=== PROBLEM REQUIREMENTS ===
Search the material for "công" and show all lines that contain it.

=== DATASET ENTRIES ===
• • •

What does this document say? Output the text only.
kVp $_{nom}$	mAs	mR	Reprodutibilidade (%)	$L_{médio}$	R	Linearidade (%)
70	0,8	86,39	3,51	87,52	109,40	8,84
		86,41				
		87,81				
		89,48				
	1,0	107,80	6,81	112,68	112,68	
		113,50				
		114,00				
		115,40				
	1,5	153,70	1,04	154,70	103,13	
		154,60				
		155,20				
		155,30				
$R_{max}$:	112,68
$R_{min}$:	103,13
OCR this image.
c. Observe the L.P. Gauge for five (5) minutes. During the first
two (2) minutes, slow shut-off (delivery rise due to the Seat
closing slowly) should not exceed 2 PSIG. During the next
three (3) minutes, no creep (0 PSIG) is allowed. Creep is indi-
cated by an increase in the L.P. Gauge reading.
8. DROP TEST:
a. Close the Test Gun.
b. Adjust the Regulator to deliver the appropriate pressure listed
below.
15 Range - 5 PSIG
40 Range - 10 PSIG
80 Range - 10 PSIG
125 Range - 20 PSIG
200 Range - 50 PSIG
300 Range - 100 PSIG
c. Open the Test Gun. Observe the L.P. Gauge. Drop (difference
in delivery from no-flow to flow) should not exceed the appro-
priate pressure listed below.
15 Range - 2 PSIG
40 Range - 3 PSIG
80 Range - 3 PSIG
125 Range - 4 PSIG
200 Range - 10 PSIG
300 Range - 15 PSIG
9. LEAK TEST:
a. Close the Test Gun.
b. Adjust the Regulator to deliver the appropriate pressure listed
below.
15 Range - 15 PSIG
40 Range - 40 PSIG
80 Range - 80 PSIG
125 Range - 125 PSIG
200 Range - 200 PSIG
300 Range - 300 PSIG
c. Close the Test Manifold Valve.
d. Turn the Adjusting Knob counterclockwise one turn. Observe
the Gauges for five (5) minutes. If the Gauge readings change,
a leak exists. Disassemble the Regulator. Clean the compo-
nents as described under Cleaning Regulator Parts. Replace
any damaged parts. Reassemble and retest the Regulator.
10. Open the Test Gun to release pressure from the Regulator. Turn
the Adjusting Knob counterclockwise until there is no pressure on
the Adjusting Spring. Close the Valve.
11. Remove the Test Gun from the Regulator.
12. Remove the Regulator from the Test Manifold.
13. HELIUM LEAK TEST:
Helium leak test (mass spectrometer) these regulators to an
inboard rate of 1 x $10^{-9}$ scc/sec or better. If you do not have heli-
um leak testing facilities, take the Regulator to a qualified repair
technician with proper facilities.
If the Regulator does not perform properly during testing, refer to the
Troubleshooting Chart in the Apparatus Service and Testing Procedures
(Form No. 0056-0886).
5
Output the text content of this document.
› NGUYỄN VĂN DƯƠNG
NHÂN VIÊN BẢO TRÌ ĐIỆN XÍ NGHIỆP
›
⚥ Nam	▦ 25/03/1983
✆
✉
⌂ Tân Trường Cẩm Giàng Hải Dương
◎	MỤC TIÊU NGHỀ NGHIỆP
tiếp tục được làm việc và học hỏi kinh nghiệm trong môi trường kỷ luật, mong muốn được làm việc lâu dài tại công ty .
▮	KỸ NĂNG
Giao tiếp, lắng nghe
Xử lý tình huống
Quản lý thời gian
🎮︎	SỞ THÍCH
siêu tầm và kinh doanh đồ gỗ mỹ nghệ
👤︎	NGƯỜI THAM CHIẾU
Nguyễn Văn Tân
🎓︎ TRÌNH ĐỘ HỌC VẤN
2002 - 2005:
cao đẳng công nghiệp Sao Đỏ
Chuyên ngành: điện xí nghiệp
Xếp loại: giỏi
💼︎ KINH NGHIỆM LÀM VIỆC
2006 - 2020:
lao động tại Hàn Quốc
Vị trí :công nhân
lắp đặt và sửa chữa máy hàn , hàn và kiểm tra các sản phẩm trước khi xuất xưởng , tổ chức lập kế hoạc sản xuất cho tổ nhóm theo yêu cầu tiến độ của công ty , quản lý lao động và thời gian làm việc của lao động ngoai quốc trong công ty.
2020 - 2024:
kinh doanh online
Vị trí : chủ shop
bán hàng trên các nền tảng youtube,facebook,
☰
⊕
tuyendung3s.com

• • •

=== THE SOLUTION ===
tiếp tục được làm việc và học hỏi kinh nghiệm trong môi trường kỷ luật, mong muốn được làm việc lâu dài tại công ty .
cao đẳng công nghiệp Sao Đỏ
Vị trí :công nhân
lắp đặt và sửa chữa máy hàn , hàn và kiểm tra các sản phẩm trước khi xuất xưởng , tổ chức lập kế hoạc sản xuất cho tổ nhóm theo yêu cầu tiến độ của công ty , quản lý lao động và thời gian làm việc của lao động ngoai quốc trong công ty.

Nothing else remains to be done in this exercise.